Written problem: The records below must be copied in full; omit the images.

Provided entries:
━━━━━━━━
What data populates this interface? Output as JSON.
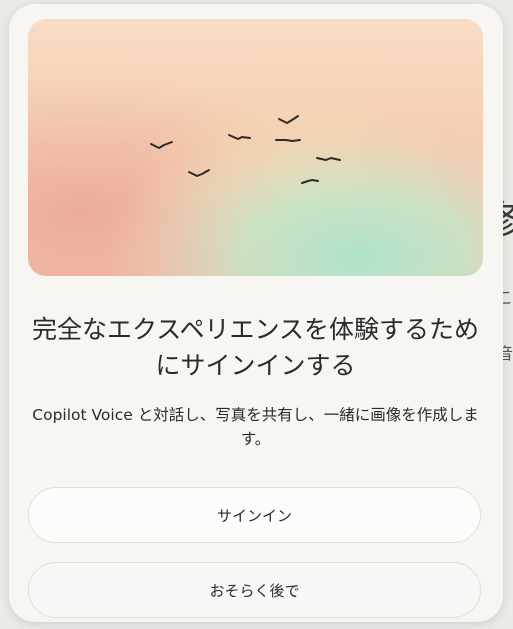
{
  "background": {
    "glyph_large": "修",
    "glyph_small_1": "こ",
    "glyph_small_2": "音"
  },
  "dialog": {
    "title": "完全なエクスペリエンスを体験するためにサインインする",
    "subtitle": "Copilot Voice と対話し、写真を共有し、一緒に画像を作成します。",
    "sign_in_label": "サインイン",
    "later_label": "おそらく後で"
  },
  "colors": {
    "hero_top": "#f7dcc6",
    "hero_peach": "#efb7a2",
    "hero_mint": "#b7e3cc",
    "dialog_bg": "#f8f6f3",
    "text": "#2b2b2b"
  },
  "icons": {
    "hero": "birds-flying-illustration"
  }
}
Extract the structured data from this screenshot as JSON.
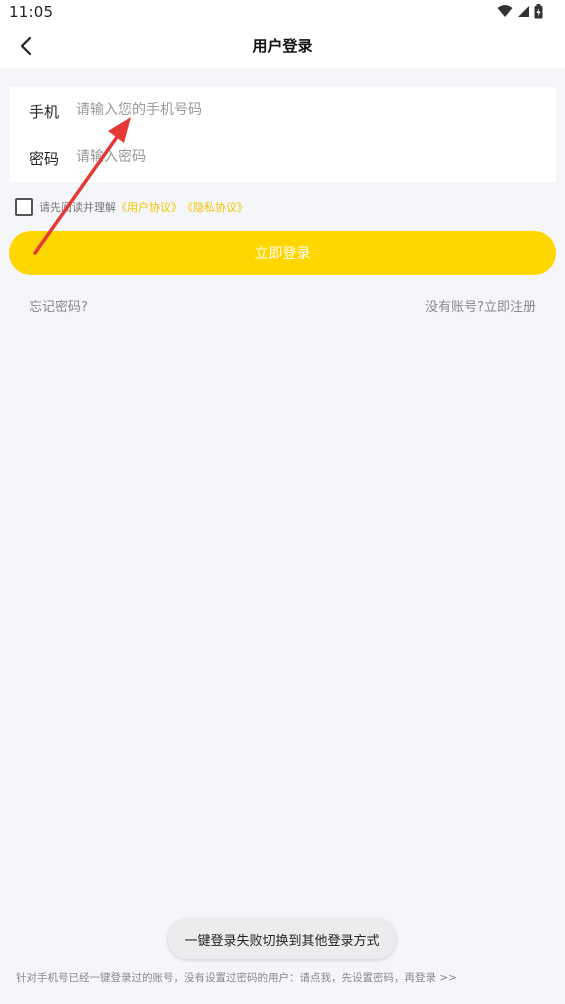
{
  "status_bar": {
    "time": "11:05",
    "icons": [
      "wifi-icon",
      "signal-icon",
      "battery-icon"
    ]
  },
  "nav": {
    "title": "用户登录",
    "back_icon": "chevron-left-icon"
  },
  "form": {
    "phone_label": "手机",
    "phone_placeholder": "请输入您的手机号码",
    "phone_value": "",
    "password_label": "密码",
    "password_placeholder": "请输入密码",
    "password_value": ""
  },
  "agreement": {
    "checked": false,
    "prefix": "请先阅读并理解",
    "user_agreement": "《用户协议》",
    "privacy_policy": "《隐私协议》"
  },
  "login_button": "立即登录",
  "forgot_password": "忘记密码?",
  "register": "没有账号?立即注册",
  "toast": "一键登录失败切换到其他登录方式",
  "bottom_tip": "针对手机号已经一键登录过的账号，没有设置过密码的用户：请点我，先设置密码，再登录 >>",
  "colors": {
    "accent": "#ffd600",
    "link": "#f0c400",
    "background": "#f5f6fa",
    "annotation_arrow": "#e53935"
  }
}
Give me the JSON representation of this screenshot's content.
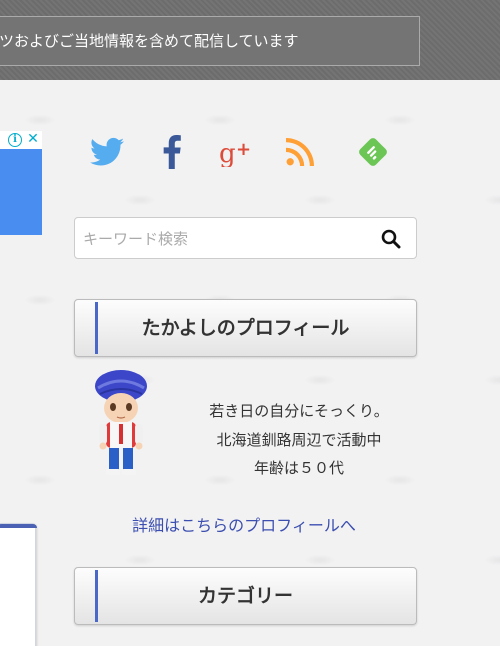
{
  "header": {
    "tagline": "ツおよびご当地情報を含めて配信しています"
  },
  "ad": {
    "info_icon": "info-icon",
    "close_icon": "close-icon",
    "info_glyph": "i",
    "close_glyph": "✕"
  },
  "social": [
    {
      "name": "twitter",
      "icon": "twitter-icon",
      "color": "#55acee"
    },
    {
      "name": "facebook",
      "icon": "facebook-icon",
      "color": "#3b5998"
    },
    {
      "name": "google-plus",
      "icon": "google-plus-icon",
      "color": "#dd4b39"
    },
    {
      "name": "rss",
      "icon": "rss-icon",
      "color": "#ffa036"
    },
    {
      "name": "feedly",
      "icon": "feedly-icon",
      "color": "#6cc655"
    }
  ],
  "search": {
    "placeholder": "キーワード検索",
    "value": "",
    "button_icon": "search-icon"
  },
  "profile_widget": {
    "title": "たかよしのプロフィール",
    "lines": [
      "若き日の自分にそっくり。",
      "北海道釧路周辺で活動中",
      "年齢は５０代"
    ],
    "link_text": "詳細はこちらのプロフィールへ"
  },
  "category_widget": {
    "title": "カテゴリー"
  },
  "colors": {
    "header_bg": "#6f6f6f",
    "accent": "#4a68c8",
    "link": "#3c4fb0"
  }
}
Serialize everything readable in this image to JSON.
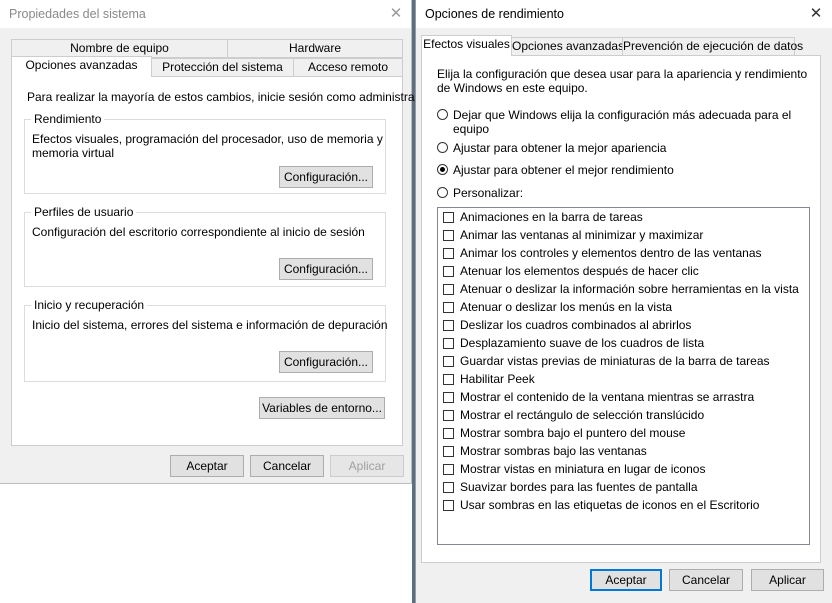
{
  "left_window": {
    "title": "Propiedades del sistema",
    "tabs_row1": [
      "Nombre de equipo",
      "Hardware"
    ],
    "tabs_row2": [
      "Opciones avanzadas",
      "Protección del sistema",
      "Acceso remoto"
    ],
    "admin_note": "Para realizar la mayoría de estos cambios, inicie sesión como administrador.",
    "rendimiento": {
      "legend": "Rendimiento",
      "desc_line1": "Efectos visuales, programación del procesador, uso de memoria y",
      "desc_line2": "memoria virtual",
      "button": "Configuración..."
    },
    "perfiles": {
      "legend": "Perfiles de usuario",
      "desc": "Configuración del escritorio correspondiente al inicio de sesión",
      "button": "Configuración..."
    },
    "inicio": {
      "legend": "Inicio y recuperación",
      "desc": "Inicio del sistema, errores del sistema e información de depuración",
      "button": "Configuración..."
    },
    "env_button": "Variables de entorno...",
    "ok": "Aceptar",
    "cancel": "Cancelar",
    "apply": "Aplicar"
  },
  "right_window": {
    "title": "Opciones de rendimiento",
    "tabs": [
      "Efectos visuales",
      "Opciones avanzadas",
      "Prevención de ejecución de datos"
    ],
    "intro_line1": "Elija la configuración que desea usar para la apariencia y rendimiento",
    "intro_line2": "de Windows en este equipo.",
    "radios": {
      "r1_line1": "Dejar que Windows elija la configuración más adecuada para el",
      "r1_line2": "equipo",
      "r2": "Ajustar para obtener la mejor apariencia",
      "r3": "Ajustar para obtener el mejor rendimiento",
      "r4": "Personalizar:"
    },
    "selected_radio": "r3",
    "checkboxes": [
      "Animaciones en la barra de tareas",
      "Animar las ventanas al minimizar y maximizar",
      "Animar los controles y elementos dentro de las ventanas",
      "Atenuar los elementos después de hacer clic",
      "Atenuar o deslizar la información sobre herramientas en la vista",
      "Atenuar o deslizar los menús en la vista",
      "Deslizar los cuadros combinados al abrirlos",
      "Desplazamiento suave de los cuadros de lista",
      "Guardar vistas previas de miniaturas de la barra de tareas",
      "Habilitar Peek",
      "Mostrar el contenido de la ventana mientras se arrastra",
      "Mostrar el rectángulo de selección translúcido",
      "Mostrar sombra bajo el puntero del mouse",
      "Mostrar sombras bajo las ventanas",
      "Mostrar vistas en miniatura en lugar de iconos",
      "Suavizar bordes para las fuentes de pantalla",
      "Usar sombras en las etiquetas de iconos en el Escritorio"
    ],
    "ok": "Aceptar",
    "cancel": "Cancelar",
    "apply": "Aplicar"
  }
}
━━━━━━━━
Finished task:
What data populates this interface? Output as JSON.
{
  "background": {
    "glyph_large": "修",
    "glyph_small_1": "こ",
    "glyph_small_2": "音"
  },
  "dialog": {
    "title": "完全なエクスペリエンスを体験するためにサインインする",
    "subtitle": "Copilot Voice と対話し、写真を共有し、一緒に画像を作成します。",
    "sign_in_label": "サインイン",
    "later_label": "おそらく後で"
  },
  "colors": {
    "hero_top": "#f7dcc6",
    "hero_peach": "#efb7a2",
    "hero_mint": "#b7e3cc",
    "dialog_bg": "#f8f6f3",
    "text": "#2b2b2b"
  },
  "icons": {
    "hero": "birds-flying-illustration"
  }
}
Extract the structured data from this screenshot as JSON.
{
  "status_bar": {
    "time": "11:05",
    "icons": [
      "wifi-icon",
      "signal-icon",
      "battery-icon"
    ]
  },
  "nav": {
    "title": "用户登录",
    "back_icon": "chevron-left-icon"
  },
  "form": {
    "phone_label": "手机",
    "phone_placeholder": "请输入您的手机号码",
    "phone_value": "",
    "password_label": "密码",
    "password_placeholder": "请输入密码",
    "password_value": ""
  },
  "agreement": {
    "checked": false,
    "prefix": "请先阅读并理解",
    "user_agreement": "《用户协议》",
    "privacy_policy": "《隐私协议》"
  },
  "login_button": "立即登录",
  "forgot_password": "忘记密码?",
  "register": "没有账号?立即注册",
  "toast": "一键登录失败切换到其他登录方式",
  "bottom_tip": "针对手机号已经一键登录过的账号，没有设置过密码的用户：请点我，先设置密码，再登录 >>",
  "colors": {
    "accent": "#ffd600",
    "link": "#f0c400",
    "background": "#f5f6fa",
    "annotation_arrow": "#e53935"
  }
}
Give me the JSON representation of this screenshot's content.
{
  "header": {
    "tagline": "ツおよびご当地情報を含めて配信しています"
  },
  "ad": {
    "info_icon": "info-icon",
    "close_icon": "close-icon",
    "info_glyph": "i",
    "close_glyph": "✕"
  },
  "social": [
    {
      "name": "twitter",
      "icon": "twitter-icon",
      "color": "#55acee"
    },
    {
      "name": "facebook",
      "icon": "facebook-icon",
      "color": "#3b5998"
    },
    {
      "name": "google-plus",
      "icon": "google-plus-icon",
      "color": "#dd4b39"
    },
    {
      "name": "rss",
      "icon": "rss-icon",
      "color": "#ffa036"
    },
    {
      "name": "feedly",
      "icon": "feedly-icon",
      "color": "#6cc655"
    }
  ],
  "search": {
    "placeholder": "キーワード検索",
    "value": "",
    "button_icon": "search-icon"
  },
  "profile_widget": {
    "title": "たかよしのプロフィール",
    "lines": [
      "若き日の自分にそっくり。",
      "北海道釧路周辺で活動中",
      "年齢は５０代"
    ],
    "link_text": "詳細はこちらのプロフィールへ"
  },
  "category_widget": {
    "title": "カテゴリー"
  },
  "colors": {
    "header_bg": "#6f6f6f",
    "accent": "#4a68c8",
    "link": "#3c4fb0"
  }
}
Serialize everything readable in this image to JSON.
{
  "left_window": {
    "title": "Propiedades del sistema",
    "tabs_row1": [
      "Nombre de equipo",
      "Hardware"
    ],
    "tabs_row2": [
      "Opciones avanzadas",
      "Protección del sistema",
      "Acceso remoto"
    ],
    "admin_note": "Para realizar la mayoría de estos cambios, inicie sesión como administrador.",
    "rendimiento": {
      "legend": "Rendimiento",
      "desc_line1": "Efectos visuales, programación del procesador, uso de memoria y",
      "desc_line2": "memoria virtual",
      "button": "Configuración..."
    },
    "perfiles": {
      "legend": "Perfiles de usuario",
      "desc": "Configuración del escritorio correspondiente al inicio de sesión",
      "button": "Configuración..."
    },
    "inicio": {
      "legend": "Inicio y recuperación",
      "desc": "Inicio del sistema, errores del sistema e información de depuración",
      "button": "Configuración..."
    },
    "env_button": "Variables de entorno...",
    "ok": "Aceptar",
    "cancel": "Cancelar",
    "apply": "Aplicar"
  },
  "right_window": {
    "title": "Opciones de rendimiento",
    "tabs": [
      "Efectos visuales",
      "Opciones avanzadas",
      "Prevención de ejecución de datos"
    ],
    "intro_line1": "Elija la configuración que desea usar para la apariencia y rendimiento",
    "intro_line2": "de Windows en este equipo.",
    "radios": {
      "r1_line1": "Dejar que Windows elija la configuración más adecuada para el",
      "r1_line2": "equipo",
      "r2": "Ajustar para obtener la mejor apariencia",
      "r3": "Ajustar para obtener el mejor rendimiento",
      "r4": "Personalizar:"
    },
    "selected_radio": "r3",
    "checkboxes": [
      "Animaciones en la barra de tareas",
      "Animar las ventanas al minimizar y maximizar",
      "Animar los controles y elementos dentro de las ventanas",
      "Atenuar los elementos después de hacer clic",
      "Atenuar o deslizar la información sobre herramientas en la vista",
      "Atenuar o deslizar los menús en la vista",
      "Deslizar los cuadros combinados al abrirlos",
      "Desplazamiento suave de los cuadros de lista",
      "Guardar vistas previas de miniaturas de la barra de tareas",
      "Habilitar Peek",
      "Mostrar el contenido de la ventana mientras se arrastra",
      "Mostrar el rectángulo de selección translúcido",
      "Mostrar sombra bajo el puntero del mouse",
      "Mostrar sombras bajo las ventanas",
      "Mostrar vistas en miniatura en lugar de iconos",
      "Suavizar bordes para las fuentes de pantalla",
      "Usar sombras en las etiquetas de iconos en el Escritorio"
    ],
    "ok": "Aceptar",
    "cancel": "Cancelar",
    "apply": "Aplicar"
  }
}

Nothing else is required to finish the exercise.